A run of items
+===+
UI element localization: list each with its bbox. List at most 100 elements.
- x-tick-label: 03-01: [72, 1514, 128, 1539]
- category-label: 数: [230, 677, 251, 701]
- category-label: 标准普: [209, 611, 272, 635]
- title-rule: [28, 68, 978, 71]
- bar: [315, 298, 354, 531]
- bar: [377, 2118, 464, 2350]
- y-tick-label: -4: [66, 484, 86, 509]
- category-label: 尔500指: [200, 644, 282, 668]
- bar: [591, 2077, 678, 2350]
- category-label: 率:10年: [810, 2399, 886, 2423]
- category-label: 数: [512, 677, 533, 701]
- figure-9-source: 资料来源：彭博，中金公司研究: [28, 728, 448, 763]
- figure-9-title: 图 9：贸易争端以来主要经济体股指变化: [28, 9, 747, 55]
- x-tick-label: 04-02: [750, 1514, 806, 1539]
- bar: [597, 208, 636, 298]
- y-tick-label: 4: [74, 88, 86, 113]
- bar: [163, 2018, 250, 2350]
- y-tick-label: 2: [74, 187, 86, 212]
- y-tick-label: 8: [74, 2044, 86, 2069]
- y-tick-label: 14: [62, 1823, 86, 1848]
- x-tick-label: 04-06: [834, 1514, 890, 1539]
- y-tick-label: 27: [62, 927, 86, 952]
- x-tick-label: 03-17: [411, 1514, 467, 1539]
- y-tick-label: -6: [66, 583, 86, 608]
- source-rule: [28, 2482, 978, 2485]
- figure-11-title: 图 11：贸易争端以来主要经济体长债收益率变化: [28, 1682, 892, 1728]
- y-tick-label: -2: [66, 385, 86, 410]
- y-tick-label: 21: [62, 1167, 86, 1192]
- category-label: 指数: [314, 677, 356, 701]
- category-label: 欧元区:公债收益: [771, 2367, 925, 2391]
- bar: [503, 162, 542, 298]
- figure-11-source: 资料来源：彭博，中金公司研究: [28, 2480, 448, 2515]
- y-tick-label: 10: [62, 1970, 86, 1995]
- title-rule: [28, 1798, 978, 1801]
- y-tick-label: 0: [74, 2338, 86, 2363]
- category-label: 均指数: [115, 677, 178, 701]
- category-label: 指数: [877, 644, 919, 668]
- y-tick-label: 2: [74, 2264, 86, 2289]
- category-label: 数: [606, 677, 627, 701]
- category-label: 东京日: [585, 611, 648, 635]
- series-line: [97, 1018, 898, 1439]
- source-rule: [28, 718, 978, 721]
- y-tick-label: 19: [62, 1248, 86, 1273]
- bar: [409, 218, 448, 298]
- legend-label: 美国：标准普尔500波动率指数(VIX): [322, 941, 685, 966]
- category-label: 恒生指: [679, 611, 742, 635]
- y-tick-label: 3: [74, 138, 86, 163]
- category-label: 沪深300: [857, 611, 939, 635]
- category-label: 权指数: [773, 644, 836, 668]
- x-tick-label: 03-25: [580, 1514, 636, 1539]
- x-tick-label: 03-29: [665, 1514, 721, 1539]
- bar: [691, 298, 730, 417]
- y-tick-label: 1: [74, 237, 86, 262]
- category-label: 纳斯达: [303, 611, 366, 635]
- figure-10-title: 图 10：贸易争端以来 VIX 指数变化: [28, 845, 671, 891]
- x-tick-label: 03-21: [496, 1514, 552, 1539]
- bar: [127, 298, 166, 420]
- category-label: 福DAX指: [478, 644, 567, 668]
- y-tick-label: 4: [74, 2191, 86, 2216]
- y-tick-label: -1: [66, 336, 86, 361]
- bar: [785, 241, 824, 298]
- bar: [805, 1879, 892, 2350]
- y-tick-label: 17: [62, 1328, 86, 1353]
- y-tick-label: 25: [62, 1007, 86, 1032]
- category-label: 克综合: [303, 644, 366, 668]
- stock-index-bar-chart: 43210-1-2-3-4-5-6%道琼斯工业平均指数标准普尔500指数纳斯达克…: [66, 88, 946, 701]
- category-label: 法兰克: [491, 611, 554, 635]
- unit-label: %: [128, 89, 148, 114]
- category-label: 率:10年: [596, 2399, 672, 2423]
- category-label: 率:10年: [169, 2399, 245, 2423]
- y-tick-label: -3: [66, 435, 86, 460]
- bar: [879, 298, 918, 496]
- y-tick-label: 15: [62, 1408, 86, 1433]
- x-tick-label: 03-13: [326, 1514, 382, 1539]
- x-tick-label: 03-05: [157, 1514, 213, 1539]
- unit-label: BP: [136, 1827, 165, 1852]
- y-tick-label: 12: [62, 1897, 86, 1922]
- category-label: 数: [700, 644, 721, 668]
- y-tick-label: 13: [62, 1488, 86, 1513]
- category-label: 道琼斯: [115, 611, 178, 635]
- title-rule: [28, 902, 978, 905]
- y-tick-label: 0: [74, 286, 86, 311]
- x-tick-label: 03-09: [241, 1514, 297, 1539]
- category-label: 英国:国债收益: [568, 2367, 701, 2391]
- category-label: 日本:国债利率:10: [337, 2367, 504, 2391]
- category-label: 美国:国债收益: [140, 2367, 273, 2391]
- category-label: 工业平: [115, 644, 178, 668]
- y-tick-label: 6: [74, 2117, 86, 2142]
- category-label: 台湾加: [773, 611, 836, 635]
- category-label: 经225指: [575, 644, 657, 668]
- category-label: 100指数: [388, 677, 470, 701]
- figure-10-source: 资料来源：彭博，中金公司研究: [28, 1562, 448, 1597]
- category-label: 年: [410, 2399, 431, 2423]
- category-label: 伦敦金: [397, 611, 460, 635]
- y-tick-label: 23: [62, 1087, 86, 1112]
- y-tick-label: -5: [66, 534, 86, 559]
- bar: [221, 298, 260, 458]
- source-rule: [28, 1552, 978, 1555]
+===+
- [AIM OF THE EXERCISE]
Output every line of the items above unchanged.

- [TASK ANSWER]
UI element localization: list each with its bbox. List at most 100 elements.
- x-tick-label: 03-01: [72, 1514, 128, 1539]
- category-label: 数: [230, 677, 251, 701]
- category-label: 标准普: [209, 611, 272, 635]
- title-rule: [28, 68, 978, 71]
- bar: [315, 298, 354, 531]
- bar: [377, 2118, 464, 2350]
- y-tick-label: -4: [66, 484, 86, 509]
- category-label: 尔500指: [200, 644, 282, 668]
- bar: [591, 2077, 678, 2350]
- category-label: 率:10年: [810, 2399, 886, 2423]
- category-label: 数: [512, 677, 533, 701]
- figure-9-source: 资料来源：彭博，中金公司研究: [28, 728, 448, 763]
- figure-9-title: 图 9：贸易争端以来主要经济体股指变化: [28, 9, 747, 55]
- x-tick-label: 04-02: [750, 1514, 806, 1539]
- bar: [597, 208, 636, 298]
- y-tick-label: 4: [74, 88, 86, 113]
- bar: [163, 2018, 250, 2350]
- y-tick-label: 2: [74, 187, 86, 212]
- y-tick-label: 8: [74, 2044, 86, 2069]
- y-tick-label: 14: [62, 1823, 86, 1848]
- x-tick-label: 04-06: [834, 1514, 890, 1539]
- y-tick-label: 27: [62, 927, 86, 952]
- x-tick-label: 03-17: [411, 1514, 467, 1539]
- y-tick-label: -6: [66, 583, 86, 608]
- source-rule: [28, 2482, 978, 2485]
- figure-11-title: 图 11：贸易争端以来主要经济体长债收益率变化: [28, 1682, 892, 1728]
- y-tick-label: -2: [66, 385, 86, 410]
- y-tick-label: 21: [62, 1167, 86, 1192]
- category-label: 指数: [314, 677, 356, 701]
- category-label: 欧元区:公债收益: [771, 2367, 925, 2391]
- bar: [503, 162, 542, 298]
- figure-11-source: 资料来源：彭博，中金公司研究: [28, 2480, 448, 2515]
- y-tick-label: 10: [62, 1970, 86, 1995]
- title-rule: [28, 1798, 978, 1801]
- y-tick-label: 0: [74, 2338, 86, 2363]
- category-label: 均指数: [115, 677, 178, 701]
- category-label: 指数: [877, 644, 919, 668]
- y-tick-label: 2: [74, 2264, 86, 2289]
- category-label: 数: [606, 677, 627, 701]
- category-label: 东京日: [585, 611, 648, 635]
- series-line: [97, 1018, 898, 1439]
- source-rule: [28, 718, 978, 721]
- y-tick-label: 19: [62, 1248, 86, 1273]
- bar: [409, 218, 448, 298]
- legend-label: 美国：标准普尔500波动率指数(VIX): [322, 941, 685, 966]
- category-label: 恒生指: [679, 611, 742, 635]
- y-tick-label: 3: [74, 138, 86, 163]
- category-label: 沪深300: [857, 611, 939, 635]
- category-label: 权指数: [773, 644, 836, 668]
- x-tick-label: 03-25: [580, 1514, 636, 1539]
- x-tick-label: 03-29: [665, 1514, 721, 1539]
- bar: [691, 298, 730, 417]
- y-tick-label: 1: [74, 237, 86, 262]
- category-label: 纳斯达: [303, 611, 366, 635]
- figure-10-title: 图 10：贸易争端以来 VIX 指数变化: [28, 845, 671, 891]
- x-tick-label: 03-21: [496, 1514, 552, 1539]
- bar: [127, 298, 166, 420]
- category-label: 福DAX指: [478, 644, 567, 668]
- y-tick-label: 4: [74, 2191, 86, 2216]
- y-tick-label: -1: [66, 336, 86, 361]
- bar: [785, 241, 824, 298]
- bar: [805, 1879, 892, 2350]
- y-tick-label: 17: [62, 1328, 86, 1353]
- y-tick-label: 25: [62, 1007, 86, 1032]
- category-label: 克综合: [303, 644, 366, 668]
- stock-index-bar-chart: 43210-1-2-3-4-5-6%道琼斯工业平均指数标准普尔500指数纳斯达克…: [66, 88, 946, 701]
- category-label: 法兰克: [491, 611, 554, 635]
- unit-label: %: [128, 89, 148, 114]
- category-label: 率:10年: [596, 2399, 672, 2423]
- category-label: 率:10年: [169, 2399, 245, 2423]
- y-tick-label: -3: [66, 435, 86, 460]
- bar: [879, 298, 918, 496]
- y-tick-label: 15: [62, 1408, 86, 1433]
- x-tick-label: 03-13: [326, 1514, 382, 1539]
- x-tick-label: 03-05: [157, 1514, 213, 1539]
- unit-label: BP: [136, 1827, 165, 1852]
- y-tick-label: 12: [62, 1897, 86, 1922]
- category-label: 数: [700, 644, 721, 668]
- y-tick-label: 13: [62, 1488, 86, 1513]
- category-label: 道琼斯: [115, 611, 178, 635]
- title-rule: [28, 902, 978, 905]
- y-tick-label: 0: [74, 286, 86, 311]
- x-tick-label: 03-09: [241, 1514, 297, 1539]
- category-label: 英国:国债收益: [568, 2367, 701, 2391]
- category-label: 日本:国债利率:10: [337, 2367, 504, 2391]
- category-label: 美国:国债收益: [140, 2367, 273, 2391]
- category-label: 工业平: [115, 644, 178, 668]
- y-tick-label: 6: [74, 2117, 86, 2142]
- category-label: 台湾加: [773, 611, 836, 635]
- category-label: 经225指: [575, 644, 657, 668]
- category-label: 100指数: [388, 677, 470, 701]
- figure-10-source: 资料来源：彭博，中金公司研究: [28, 1562, 448, 1597]
- category-label: 年: [410, 2399, 431, 2423]
- category-label: 伦敦金: [397, 611, 460, 635]
- y-tick-label: 23: [62, 1087, 86, 1112]
- y-tick-label: -5: [66, 534, 86, 559]
- bar: [221, 298, 260, 458]
- source-rule: [28, 1552, 978, 1555]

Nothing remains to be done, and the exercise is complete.